↓↓↓

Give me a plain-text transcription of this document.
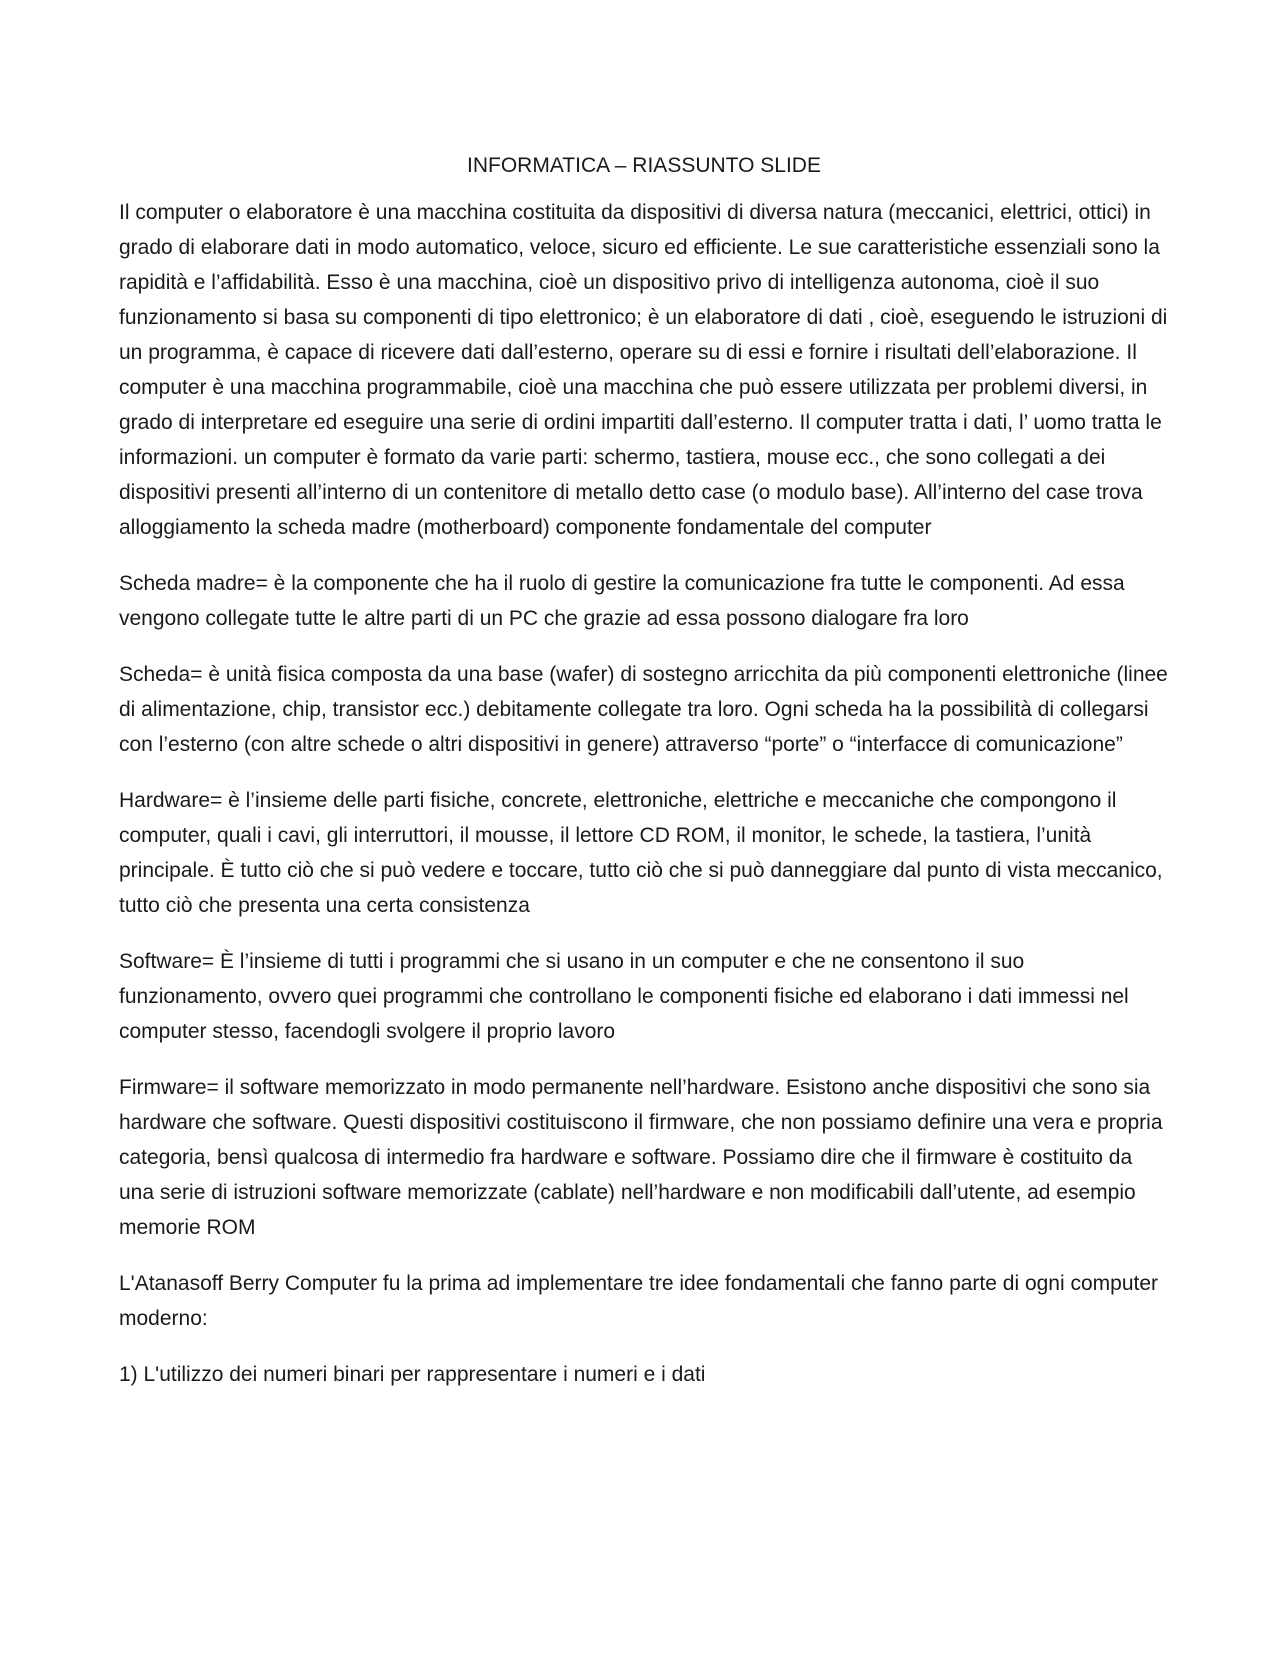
INFORMATICA – RIASSUNTO SLIDE

Il computer o elaboratore è una macchina costituita da dispositivi di diversa natura (meccanici, elettrici, ottici) in grado di elaborare dati in modo automatico, veloce, sicuro ed efficiente. Le sue caratteristiche essenziali sono la rapidità e l’affidabilità. Esso è una macchina, cioè un dispositivo privo di intelligenza autonoma, cioè il suo funzionamento si basa su componenti di tipo elettronico; è un elaboratore di dati , cioè, eseguendo le istruzioni di un programma, è capace di ricevere dati dall’esterno, operare su di essi e fornire i risultati dell’elaborazione. Il computer è una macchina programmabile, cioè una macchina che può essere utilizzata per problemi diversi, in grado di interpretare ed eseguire una serie di ordini impartiti dall’esterno. Il computer tratta i dati, l’ uomo tratta le informazioni. un computer è formato da varie parti: schermo, tastiera, mouse ecc., che sono collegati a dei dispositivi presenti all’interno di un contenitore di metallo detto case (o modulo base). All’interno del case trova alloggiamento la scheda madre (motherboard) componente fondamentale del computer

Scheda madre= è la componente che ha il ruolo di gestire la comunicazione fra tutte le componenti. Ad essa vengono collegate tutte le altre parti di un PC che grazie ad essa possono dialogare fra loro

Scheda= è unità fisica composta da una base (wafer) di sostegno arricchita da più componenti elettroniche (linee di alimentazione, chip, transistor ecc.) debitamente collegate tra loro. Ogni scheda ha la possibilità di collegarsi con l’esterno (con altre schede o altri dispositivi in genere) attraverso “porte” o “interfacce di comunicazione”

Hardware= è l’insieme delle parti fisiche, concrete, elettroniche, elettriche e meccaniche che compongono il computer, quali i cavi, gli interruttori, il mousse, il lettore CD ROM, il monitor, le schede, la tastiera, l’unità principale. È tutto ciò che si può vedere e toccare, tutto ciò che si può danneggiare dal punto di vista meccanico, tutto ciò che presenta una certa consistenza

Software= È l’insieme di tutti i programmi che si usano in un computer e che ne consentono il suo funzionamento, ovvero quei programmi che controllano le componenti fisiche ed elaborano i dati immessi nel computer stesso, facendogli svolgere il proprio lavoro

Firmware= il software memorizzato in modo permanente nell’hardware. Esistono anche dispositivi che sono sia hardware che software. Questi dispositivi costituiscono il firmware, che non possiamo definire una vera e propria categoria, bensì qualcosa di intermedio fra hardware e software. Possiamo dire che il firmware è costituito da una serie di istruzioni software memorizzate (cablate) nell’hardware e non modificabili dall’utente, ad esempio memorie ROM

L'Atanasoff Berry Computer fu la prima ad implementare tre idee fondamentali che fanno parte di ogni computer moderno:

1) L'utilizzo dei numeri binari per rappresentare i numeri e i dati
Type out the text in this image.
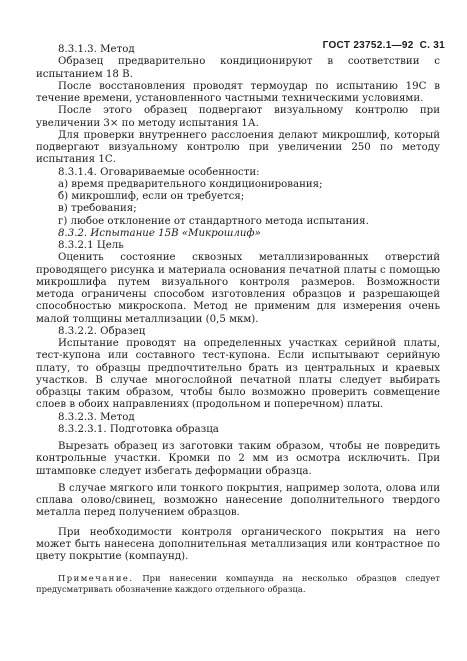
ГОСТ 23752.1—92 С. 31

8.3.1.3. Метод

Образец предварительно кондиционируют в соответствии с испытанием 18 В.

После восстановления проводят термоудар по испытанию 19С в течение времени, установленного частными техническими условиями.

После этого образец подвергают визуальному контролю при увеличении 3× по методу испытания 1А.

Для проверки внутреннего расслоения делают микрошлиф, который подвергают визуальному контролю при увеличении 250 по методу испытания 1С.

8.3.1.4. Оговариваемые особенности:

а) время предварительного кондиционирования;

б) микрошлиф, если он требуется;

в) требования;

г) любое отклонение от стандартного метода испытания.

8.3.2. Испытание 15В «Микрошлиф»

8.3.2.1 Цель

Оценить состояние сквозных металлизированных отверстий проводящего рисунка и материала основания печатной платы с помощью микрошлифа путем визуального контроля размеров. Возможности метода ограничены способом изготовления образцов и разрешающей способностью микроскопа. Метод не применим для измерения очень малой толщины металлизации (0,5 мкм).

8.3.2.2. Образец

Испытание проводят на определенных участках серийной платы, тест-купона или составного тест-купона. Если испытывают серийную плату, то образцы предпочтительно брать из центральных и краевых участков. В случае многослойной печатной платы следует выбирать образцы таким образом, чтобы было возможно проверить совмещение слоев в обоих направлениях (продольном и поперечном) платы.

8.3.2.3. Метод

8.3.2.3.1. Подготовка образца

Вырезать образец из заготовки таким образом, чтобы не повредить контрольные участки. Кромки по 2 мм из осмотра исключить. При штамповке следует избегать деформации образца.

В случае мягкого или тонкого покрытия, например золота, олова или сплава олово/свинец, возможно нанесение дополнительного твердого металла перед получением образцов.

При необходимости контроля органического покрытия на него может быть нанесена дополнительная металлизация или контрастное по цвету покрытие (компаунд).

Примечание. При нанесении компаунда на несколько образцов следует предусматривать обозначение каждого отдельного образца.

↑↑↑

▸ EXERCISE AIM
Only the number is wanted: how many lines of the material above include the word "this"?

▸ THE RESPONSE
2